• **TAREFAS A REALIZAR**:
1) Decida se cada afirmação abaixo concorda com o texto sobre o referendo, respondendo sim ou não e citando as palavras do texto que decidem a questão. (a) O socialismo conseguiu conquistar o sentimento do trabalhador mais simples. (b) O liberalismo mede o individualismo com base no lucro econômico. (c) Um grupo pode legitimamente se apresentar como detentor da autoridade moral sobre segurança.
2) Liste, na ordem em que aparecem no texto sobre o referendo, todas as palavras terminadas em "-mente".

• **TRECHO PARA LEITURA**:

□ □ □ □ □ □ □

Pra não dizer que não falei das armas

O referendo ensina, apesar dos pesares. Uma boa lição: um grupo (qualquer grupo) não pode fazer de conta que detém a autoridade moral sobre determinado assunto, como segurança ou desarmamento. O socialismo sempre tentou sequestrar o sentimento do trabalhador mais simples e falhou clamorosamente. O liberalismo achou melhor apoderar-se do individualismo, medindo-o puramente na base do lucro econômico, e continua expondo suas mazelas. Quem tentar fazê-lo sempre acabará pagando o pato, pura e simplesmente. Por isso, seria esperar demais que algo diferente acontecesse com um governo (e um partido) em franca decadência, e com a justa desconfiança de boa parte da população.

□ □ □ □ □ □ □

• **ENTRADAS DE DADOS**:
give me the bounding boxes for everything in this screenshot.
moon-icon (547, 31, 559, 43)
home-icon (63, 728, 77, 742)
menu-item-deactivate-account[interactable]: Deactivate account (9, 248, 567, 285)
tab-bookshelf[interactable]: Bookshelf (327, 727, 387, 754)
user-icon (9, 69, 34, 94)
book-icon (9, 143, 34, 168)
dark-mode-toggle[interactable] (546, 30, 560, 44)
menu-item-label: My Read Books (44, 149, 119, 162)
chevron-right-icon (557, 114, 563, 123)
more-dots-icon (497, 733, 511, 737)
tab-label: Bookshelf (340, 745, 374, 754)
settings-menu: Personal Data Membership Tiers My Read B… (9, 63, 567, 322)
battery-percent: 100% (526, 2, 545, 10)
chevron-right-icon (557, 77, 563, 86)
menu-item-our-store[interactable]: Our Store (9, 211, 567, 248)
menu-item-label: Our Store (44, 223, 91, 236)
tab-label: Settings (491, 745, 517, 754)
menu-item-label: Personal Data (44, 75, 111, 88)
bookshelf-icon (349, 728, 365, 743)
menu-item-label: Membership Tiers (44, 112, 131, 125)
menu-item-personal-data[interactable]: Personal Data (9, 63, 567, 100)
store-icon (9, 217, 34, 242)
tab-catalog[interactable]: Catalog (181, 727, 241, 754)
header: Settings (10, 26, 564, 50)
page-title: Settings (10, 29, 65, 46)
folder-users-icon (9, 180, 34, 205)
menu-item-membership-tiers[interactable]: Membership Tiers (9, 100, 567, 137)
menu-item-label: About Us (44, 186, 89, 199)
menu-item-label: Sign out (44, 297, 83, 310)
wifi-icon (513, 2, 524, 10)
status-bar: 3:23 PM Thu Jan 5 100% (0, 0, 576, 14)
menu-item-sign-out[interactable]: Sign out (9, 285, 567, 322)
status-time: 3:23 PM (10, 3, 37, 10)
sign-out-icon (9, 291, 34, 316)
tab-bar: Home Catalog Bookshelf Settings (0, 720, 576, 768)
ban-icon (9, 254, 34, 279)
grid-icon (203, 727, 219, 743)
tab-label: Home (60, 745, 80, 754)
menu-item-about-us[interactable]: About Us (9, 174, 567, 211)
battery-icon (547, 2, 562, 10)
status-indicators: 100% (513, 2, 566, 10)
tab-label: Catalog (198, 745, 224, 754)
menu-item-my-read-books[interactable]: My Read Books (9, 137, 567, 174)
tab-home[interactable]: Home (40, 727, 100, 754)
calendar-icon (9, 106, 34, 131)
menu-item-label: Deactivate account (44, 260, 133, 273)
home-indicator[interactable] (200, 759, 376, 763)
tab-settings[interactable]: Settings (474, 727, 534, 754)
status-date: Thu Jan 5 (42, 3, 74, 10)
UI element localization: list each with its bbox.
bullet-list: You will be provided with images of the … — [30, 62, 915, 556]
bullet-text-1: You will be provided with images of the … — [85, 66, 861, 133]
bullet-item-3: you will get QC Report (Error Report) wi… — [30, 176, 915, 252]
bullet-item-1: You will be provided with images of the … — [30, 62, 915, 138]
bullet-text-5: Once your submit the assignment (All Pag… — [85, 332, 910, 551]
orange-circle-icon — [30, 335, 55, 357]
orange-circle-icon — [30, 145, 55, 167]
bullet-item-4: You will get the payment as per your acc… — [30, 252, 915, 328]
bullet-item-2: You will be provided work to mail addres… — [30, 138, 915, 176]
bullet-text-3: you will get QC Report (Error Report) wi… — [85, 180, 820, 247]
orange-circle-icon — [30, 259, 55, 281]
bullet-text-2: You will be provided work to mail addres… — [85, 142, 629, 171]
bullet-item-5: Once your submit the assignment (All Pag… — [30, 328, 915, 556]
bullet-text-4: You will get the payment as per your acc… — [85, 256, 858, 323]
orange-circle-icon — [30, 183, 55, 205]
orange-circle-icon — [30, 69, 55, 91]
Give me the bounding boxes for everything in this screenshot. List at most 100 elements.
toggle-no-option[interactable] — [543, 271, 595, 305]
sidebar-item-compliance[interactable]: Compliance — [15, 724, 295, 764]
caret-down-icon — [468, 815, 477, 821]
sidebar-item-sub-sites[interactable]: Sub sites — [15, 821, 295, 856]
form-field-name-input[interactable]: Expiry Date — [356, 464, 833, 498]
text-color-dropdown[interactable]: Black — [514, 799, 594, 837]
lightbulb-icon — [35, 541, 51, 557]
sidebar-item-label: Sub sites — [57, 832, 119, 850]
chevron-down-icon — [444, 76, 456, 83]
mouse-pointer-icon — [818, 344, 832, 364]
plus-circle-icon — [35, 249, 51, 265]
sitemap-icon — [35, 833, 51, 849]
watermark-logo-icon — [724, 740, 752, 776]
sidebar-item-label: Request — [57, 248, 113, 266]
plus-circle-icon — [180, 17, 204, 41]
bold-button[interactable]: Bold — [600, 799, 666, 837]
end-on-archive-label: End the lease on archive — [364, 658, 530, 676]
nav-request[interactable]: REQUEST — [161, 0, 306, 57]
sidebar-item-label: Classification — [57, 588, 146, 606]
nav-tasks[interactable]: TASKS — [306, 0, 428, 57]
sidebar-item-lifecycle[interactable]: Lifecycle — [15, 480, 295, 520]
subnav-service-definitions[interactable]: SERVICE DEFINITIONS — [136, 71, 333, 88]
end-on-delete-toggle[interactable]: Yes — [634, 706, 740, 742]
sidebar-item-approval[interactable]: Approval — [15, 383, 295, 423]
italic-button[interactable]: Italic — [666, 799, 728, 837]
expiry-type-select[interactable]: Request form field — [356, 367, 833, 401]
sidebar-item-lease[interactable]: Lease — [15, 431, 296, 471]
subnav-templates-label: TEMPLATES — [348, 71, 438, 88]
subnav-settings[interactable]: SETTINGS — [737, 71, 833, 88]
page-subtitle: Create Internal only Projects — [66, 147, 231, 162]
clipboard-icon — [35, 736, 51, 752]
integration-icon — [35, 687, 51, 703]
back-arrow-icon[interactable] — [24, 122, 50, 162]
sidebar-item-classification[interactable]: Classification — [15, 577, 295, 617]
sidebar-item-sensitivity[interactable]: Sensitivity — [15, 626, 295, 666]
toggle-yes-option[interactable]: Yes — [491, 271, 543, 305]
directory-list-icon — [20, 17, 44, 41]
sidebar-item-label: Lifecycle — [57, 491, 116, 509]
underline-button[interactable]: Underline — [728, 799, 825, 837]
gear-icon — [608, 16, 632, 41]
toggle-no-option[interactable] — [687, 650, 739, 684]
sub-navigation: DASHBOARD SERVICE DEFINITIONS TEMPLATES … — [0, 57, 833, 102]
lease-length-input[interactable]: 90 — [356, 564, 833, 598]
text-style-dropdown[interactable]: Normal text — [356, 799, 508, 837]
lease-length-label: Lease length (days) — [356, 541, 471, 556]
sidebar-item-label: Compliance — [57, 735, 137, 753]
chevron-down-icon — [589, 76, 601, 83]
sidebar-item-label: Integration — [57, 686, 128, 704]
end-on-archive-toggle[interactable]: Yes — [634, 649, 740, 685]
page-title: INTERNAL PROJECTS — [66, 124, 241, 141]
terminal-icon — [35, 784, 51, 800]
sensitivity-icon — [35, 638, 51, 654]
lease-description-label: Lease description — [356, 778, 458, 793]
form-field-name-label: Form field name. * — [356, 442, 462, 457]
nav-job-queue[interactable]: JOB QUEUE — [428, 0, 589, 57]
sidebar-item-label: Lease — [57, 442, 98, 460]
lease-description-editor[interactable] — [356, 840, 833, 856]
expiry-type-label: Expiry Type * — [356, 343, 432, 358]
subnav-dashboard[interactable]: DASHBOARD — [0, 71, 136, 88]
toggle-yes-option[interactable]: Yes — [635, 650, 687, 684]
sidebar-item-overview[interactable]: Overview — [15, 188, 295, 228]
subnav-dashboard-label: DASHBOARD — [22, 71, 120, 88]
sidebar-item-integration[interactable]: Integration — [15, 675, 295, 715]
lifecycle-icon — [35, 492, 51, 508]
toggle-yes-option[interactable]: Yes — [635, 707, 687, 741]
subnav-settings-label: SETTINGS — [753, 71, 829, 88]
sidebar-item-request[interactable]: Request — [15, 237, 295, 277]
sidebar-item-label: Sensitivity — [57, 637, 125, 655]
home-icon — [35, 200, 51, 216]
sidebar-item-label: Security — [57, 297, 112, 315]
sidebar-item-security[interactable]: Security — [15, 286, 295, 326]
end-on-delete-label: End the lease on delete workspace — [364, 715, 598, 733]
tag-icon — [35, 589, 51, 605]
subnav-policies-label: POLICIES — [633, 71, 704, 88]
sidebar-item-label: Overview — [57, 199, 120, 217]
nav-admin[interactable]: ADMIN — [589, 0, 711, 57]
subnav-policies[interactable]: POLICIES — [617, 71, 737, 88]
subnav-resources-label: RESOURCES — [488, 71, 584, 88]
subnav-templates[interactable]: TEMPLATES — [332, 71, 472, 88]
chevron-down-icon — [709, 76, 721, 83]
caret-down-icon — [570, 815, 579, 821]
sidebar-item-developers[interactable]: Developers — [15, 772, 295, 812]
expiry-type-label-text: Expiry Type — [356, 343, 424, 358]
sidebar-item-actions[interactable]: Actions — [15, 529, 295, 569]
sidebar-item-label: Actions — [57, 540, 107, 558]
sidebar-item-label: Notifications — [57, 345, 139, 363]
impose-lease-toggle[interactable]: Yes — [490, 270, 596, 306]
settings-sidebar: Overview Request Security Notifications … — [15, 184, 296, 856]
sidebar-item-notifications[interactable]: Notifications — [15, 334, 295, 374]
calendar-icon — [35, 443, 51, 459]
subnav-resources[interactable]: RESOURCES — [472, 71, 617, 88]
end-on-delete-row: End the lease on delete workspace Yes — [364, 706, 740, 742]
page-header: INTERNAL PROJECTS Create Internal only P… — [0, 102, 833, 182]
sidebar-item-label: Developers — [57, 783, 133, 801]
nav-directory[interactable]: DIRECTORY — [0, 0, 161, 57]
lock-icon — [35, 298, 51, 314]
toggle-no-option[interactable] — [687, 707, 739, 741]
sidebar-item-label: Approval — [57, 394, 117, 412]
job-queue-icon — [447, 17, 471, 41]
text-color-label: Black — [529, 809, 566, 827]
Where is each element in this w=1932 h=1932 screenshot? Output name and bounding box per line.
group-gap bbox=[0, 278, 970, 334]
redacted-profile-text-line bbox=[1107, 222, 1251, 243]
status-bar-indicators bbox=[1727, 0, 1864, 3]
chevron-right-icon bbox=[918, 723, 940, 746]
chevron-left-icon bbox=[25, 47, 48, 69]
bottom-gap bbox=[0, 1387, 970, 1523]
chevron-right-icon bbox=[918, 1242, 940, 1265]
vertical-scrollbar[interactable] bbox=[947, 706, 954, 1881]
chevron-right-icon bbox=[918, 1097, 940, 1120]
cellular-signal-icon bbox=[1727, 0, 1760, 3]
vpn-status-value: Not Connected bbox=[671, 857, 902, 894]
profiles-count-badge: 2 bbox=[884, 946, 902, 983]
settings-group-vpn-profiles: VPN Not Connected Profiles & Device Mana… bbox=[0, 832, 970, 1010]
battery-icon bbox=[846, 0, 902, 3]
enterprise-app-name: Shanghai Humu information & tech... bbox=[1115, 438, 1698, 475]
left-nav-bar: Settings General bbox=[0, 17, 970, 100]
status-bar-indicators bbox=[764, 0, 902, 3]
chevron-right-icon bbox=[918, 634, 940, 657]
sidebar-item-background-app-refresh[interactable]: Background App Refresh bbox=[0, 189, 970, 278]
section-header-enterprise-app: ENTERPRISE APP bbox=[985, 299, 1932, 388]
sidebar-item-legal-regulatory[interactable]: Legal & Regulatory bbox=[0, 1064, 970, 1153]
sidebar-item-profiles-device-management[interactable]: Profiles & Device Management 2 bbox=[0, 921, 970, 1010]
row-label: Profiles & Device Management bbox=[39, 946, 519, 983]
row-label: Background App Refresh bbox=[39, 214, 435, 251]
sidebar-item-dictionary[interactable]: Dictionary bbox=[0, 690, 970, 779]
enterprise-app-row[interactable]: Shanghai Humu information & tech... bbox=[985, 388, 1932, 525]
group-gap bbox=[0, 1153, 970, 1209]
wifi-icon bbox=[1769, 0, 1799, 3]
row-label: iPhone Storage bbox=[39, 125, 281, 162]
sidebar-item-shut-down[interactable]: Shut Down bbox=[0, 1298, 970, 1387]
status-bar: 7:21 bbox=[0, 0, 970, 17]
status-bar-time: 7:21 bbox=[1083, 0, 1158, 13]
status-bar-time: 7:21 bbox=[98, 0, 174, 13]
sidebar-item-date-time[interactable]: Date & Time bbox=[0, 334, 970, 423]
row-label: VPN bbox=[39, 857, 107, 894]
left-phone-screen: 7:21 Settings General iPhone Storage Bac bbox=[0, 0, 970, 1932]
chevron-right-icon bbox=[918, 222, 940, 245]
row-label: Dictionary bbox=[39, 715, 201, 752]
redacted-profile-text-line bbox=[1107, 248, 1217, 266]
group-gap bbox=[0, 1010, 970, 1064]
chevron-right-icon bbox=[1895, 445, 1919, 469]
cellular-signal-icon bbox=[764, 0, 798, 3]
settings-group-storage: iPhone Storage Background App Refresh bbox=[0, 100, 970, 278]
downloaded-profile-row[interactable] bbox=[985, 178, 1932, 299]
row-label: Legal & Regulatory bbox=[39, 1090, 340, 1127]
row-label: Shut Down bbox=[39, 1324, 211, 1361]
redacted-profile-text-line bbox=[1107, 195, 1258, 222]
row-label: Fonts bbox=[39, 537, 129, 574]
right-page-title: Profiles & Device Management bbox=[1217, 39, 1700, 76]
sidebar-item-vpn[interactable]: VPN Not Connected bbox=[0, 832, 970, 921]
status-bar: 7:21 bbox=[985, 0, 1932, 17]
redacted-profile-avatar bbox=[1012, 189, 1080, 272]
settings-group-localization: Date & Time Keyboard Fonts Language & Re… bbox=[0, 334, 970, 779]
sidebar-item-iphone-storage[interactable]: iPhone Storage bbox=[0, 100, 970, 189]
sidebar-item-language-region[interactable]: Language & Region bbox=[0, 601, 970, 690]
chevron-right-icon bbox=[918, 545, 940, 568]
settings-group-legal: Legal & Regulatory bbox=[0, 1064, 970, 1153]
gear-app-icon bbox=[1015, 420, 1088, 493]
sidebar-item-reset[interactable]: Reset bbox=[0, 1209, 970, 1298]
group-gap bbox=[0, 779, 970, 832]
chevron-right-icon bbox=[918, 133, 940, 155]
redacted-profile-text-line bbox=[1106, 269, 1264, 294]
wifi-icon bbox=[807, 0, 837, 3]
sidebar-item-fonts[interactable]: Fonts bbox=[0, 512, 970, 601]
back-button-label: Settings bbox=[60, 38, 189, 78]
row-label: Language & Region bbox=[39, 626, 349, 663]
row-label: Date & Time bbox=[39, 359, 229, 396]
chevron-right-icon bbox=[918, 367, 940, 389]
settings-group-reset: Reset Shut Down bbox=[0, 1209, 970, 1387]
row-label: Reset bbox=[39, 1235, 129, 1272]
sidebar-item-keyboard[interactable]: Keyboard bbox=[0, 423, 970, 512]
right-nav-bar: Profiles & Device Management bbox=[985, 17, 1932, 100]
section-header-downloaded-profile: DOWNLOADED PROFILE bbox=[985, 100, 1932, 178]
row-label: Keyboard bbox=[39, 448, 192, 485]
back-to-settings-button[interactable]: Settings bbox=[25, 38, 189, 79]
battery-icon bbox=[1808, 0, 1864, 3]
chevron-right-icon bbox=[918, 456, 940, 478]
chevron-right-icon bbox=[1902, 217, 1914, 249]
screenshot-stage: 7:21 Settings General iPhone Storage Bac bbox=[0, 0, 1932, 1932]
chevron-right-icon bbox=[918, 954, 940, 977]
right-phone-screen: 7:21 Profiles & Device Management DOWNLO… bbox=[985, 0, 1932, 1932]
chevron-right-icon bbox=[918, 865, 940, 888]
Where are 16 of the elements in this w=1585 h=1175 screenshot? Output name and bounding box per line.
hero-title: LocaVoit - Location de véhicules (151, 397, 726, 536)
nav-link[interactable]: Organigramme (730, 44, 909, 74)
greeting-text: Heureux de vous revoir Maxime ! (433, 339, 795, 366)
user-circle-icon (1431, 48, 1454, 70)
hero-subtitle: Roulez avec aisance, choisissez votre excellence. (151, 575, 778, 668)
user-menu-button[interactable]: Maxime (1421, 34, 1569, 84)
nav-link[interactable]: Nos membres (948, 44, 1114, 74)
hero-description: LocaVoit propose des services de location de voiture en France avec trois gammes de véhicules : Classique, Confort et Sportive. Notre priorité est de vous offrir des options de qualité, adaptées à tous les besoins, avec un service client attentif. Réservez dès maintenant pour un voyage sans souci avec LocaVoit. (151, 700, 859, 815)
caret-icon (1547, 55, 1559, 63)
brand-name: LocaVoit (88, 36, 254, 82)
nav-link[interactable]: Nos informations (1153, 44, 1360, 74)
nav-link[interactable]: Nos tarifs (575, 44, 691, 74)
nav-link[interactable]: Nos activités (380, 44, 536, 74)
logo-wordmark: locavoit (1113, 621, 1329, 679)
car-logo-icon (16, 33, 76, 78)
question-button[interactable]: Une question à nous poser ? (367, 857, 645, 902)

□ □ □ □ □ □ □

• **RESPOSTAS ABAIXO**:
1)
(a) Não: "O socialismo sempre tentou sequestrar o sentimento do trabalhador mais simples e falhou clamorosamente."
(b) Sim: "medindo-o puramente na base do lucro econômico"
(c) Não: "um grupo (qualquer grupo) não pode fazer de conta que detém a autoridade moral sobre determinado assunto, como segurança ou desarmamento."

2) clamorosamente, puramente, simplesmente